Instructions for the task:
Your job is to restate each entry word for word.

====== Data for this exercise

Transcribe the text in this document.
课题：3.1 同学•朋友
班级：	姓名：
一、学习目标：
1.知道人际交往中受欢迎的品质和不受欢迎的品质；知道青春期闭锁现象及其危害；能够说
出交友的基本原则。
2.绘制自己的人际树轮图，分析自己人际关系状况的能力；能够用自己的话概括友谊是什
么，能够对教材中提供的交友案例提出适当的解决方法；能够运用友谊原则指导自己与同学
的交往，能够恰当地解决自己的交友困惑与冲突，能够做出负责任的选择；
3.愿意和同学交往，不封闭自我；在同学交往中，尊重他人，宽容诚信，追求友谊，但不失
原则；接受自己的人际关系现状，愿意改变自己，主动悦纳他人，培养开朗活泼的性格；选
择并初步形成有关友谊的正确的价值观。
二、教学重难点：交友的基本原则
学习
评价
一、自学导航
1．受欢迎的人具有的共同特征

============

Result:
Transcribe the text in this document.
课题：3.1 同学•朋友
班级：	姓名：
一、学习目标：
1.知道人际交往中受欢迎的品质和不受欢迎的品质；知道青春期闭锁现象及其危害；能够说
出交友的基本原则。
2.绘制自己的人际树轮图，分析自己人际关系状况的能力；能够用自己的话概括友谊是什
么，能够对教材中提供的交友案例提出适当的解决方法；能够运用友谊原则指导自己与同学
的交往，能够恰当地解决自己的交友困惑与冲突，能够做出负责任的选择；
3.愿意和同学交往，不封闭自我；在同学交往中，尊重他人，宽容诚信，追求友谊，但不失
原则；接受自己的人际关系现状，愿意改变自己，主动悦纳他人，培养开朗活泼的性格；选
择并初步形成有关友谊的正确的价值观。
二、教学重难点：交友的基本原则
学习
评价
一、自学导航
1．受欢迎的人具有的共同特征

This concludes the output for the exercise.